§ YOUR INSTRUCTIONS
Of the lines in the data below, count the ones holding the string "sözleşmesinin", and answer with that number only.

>> START LISTED RECORDS

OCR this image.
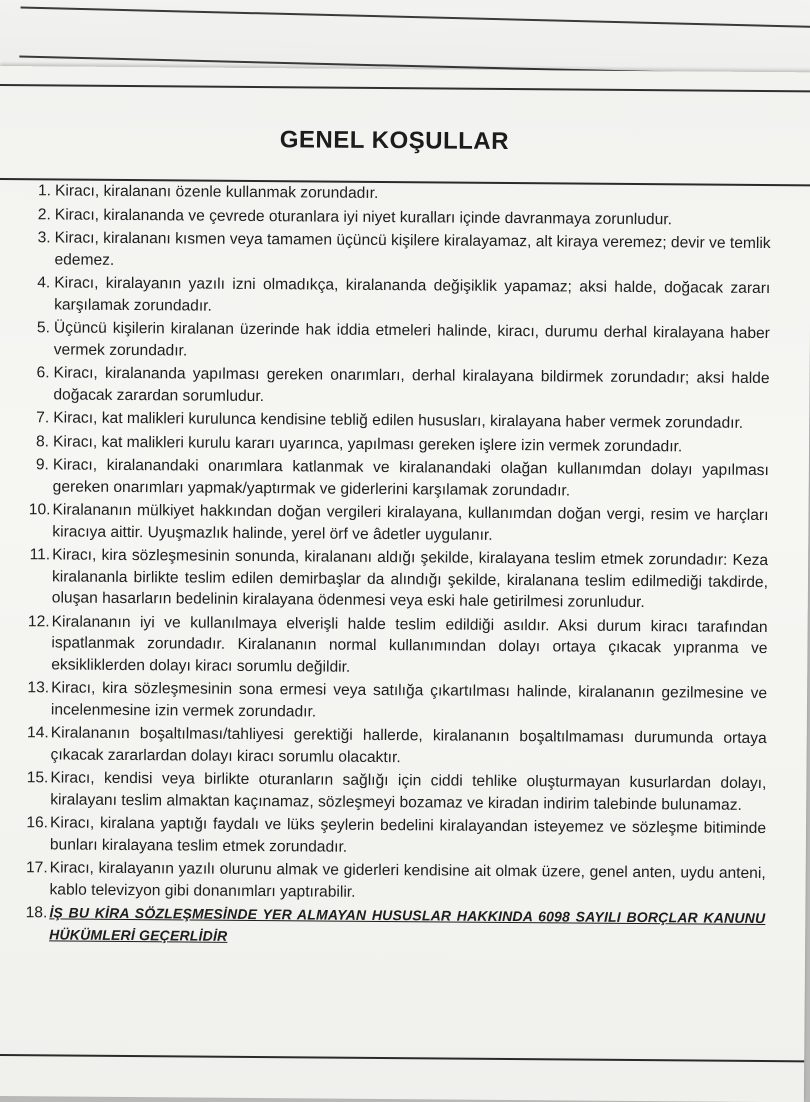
GENEL KOŞULLAR
1. Kiracı, kiralananı özenle kullanmak zorundadır.
2. Kiracı, kiralananda ve çevrede oturanlara iyi niyet kuralları içinde davranmaya zorunludur.
3. Kiracı, kiralananı kısmen veya tamamen üçüncü kişilere kiralayamaz, alt kiraya veremez; devir ve temlik edemez.
4. Kiracı, kiralayanın yazılı izni olmadıkça, kiralananda değişiklik yapamaz; aksi halde, doğacak zararı karşılamak zorundadır.
5. Üçüncü kişilerin kiralanan üzerinde hak iddia etmeleri halinde, kiracı, durumu derhal kiralayana haber vermek zorundadır.
6. Kiracı, kiralananda yapılması gereken onarımları, derhal kiralayana bildirmek zorundadır; aksi halde doğacak zarardan sorumludur.
7. Kiracı, kat malikleri kurulunca kendisine tebliğ edilen hususları, kiralayana haber vermek zorundadır.
8. Kiracı, kat malikleri kurulu kararı uyarınca, yapılması gereken işlere izin vermek zorundadır.
9. Kiracı, kiralanandaki onarımlara katlanmak ve kiralanandaki olağan kullanımdan dolayı yapılması gereken onarımları yapmak/yaptırmak ve giderlerini karşılamak zorundadır.
10. Kiralananın mülkiyet hakkından doğan vergileri kiralayana, kullanımdan doğan vergi, resim ve harçları kiracıya aittir. Uyuşmazlık halinde, yerel örf ve âdetler uygulanır.
11. Kiracı, kira sözleşmesinin sonunda, kiralananı aldığı şekilde, kiralayana teslim etmek zorundadır: Keza kiralananla birlikte teslim edilen demirbaşlar da alındığı şekilde, kiralanana teslim edilmediği takdirde, oluşan hasarların bedelinin kiralayana ödenmesi veya eski hale getirilmesi zorunludur.
12. Kiralananın iyi ve kullanılmaya elverişli halde teslim edildiği asıldır. Aksi durum kiracı tarafından ispatlanmak zorundadır. Kiralananın normal kullanımından dolayı ortaya çıkacak yıpranma ve eksikliklerden dolayı kiracı sorumlu değildir.
13. Kiracı, kira sözleşmesinin sona ermesi veya satılığa çıkartılması halinde, kiralananın gezilmesine ve incelenmesine izin vermek zorundadır.
14. Kiralananın boşaltılması/tahliyesi gerektiği hallerde, kiralananın boşaltılmaması durumunda ortaya çıkacak zararlardan dolayı kiracı sorumlu olacaktır.
15. Kiracı, kendisi veya birlikte oturanların sağlığı için ciddi tehlike oluşturmayan kusurlardan dolayı, kiralayanı teslim almaktan kaçınamaz, sözleşmeyi bozamaz ve kiradan indirim talebinde bulunamaz.
16. Kiracı, kiralana yaptığı faydalı ve lüks şeylerin bedelini kiralayandan isteyemez ve sözleşme bitiminde bunları kiralayana teslim etmek zorundadır.
17. Kiracı, kiralayanın yazılı olurunu almak ve giderleri kendisine ait olmak üzere, genel anten, uydu anteni, kablo televizyon gibi donanımları yaptırabilir.
18. İŞ BU KİRA SÖZLEŞMESİNDE YER ALMAYAN HUSUSLAR HAKKINDA 6098 SAYILI BORÇLAR KANUNU HÜKÜMLERİ GEÇERLİDİR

>> END LISTED RECORDS

§ RESPONSE TO THIS TASK
2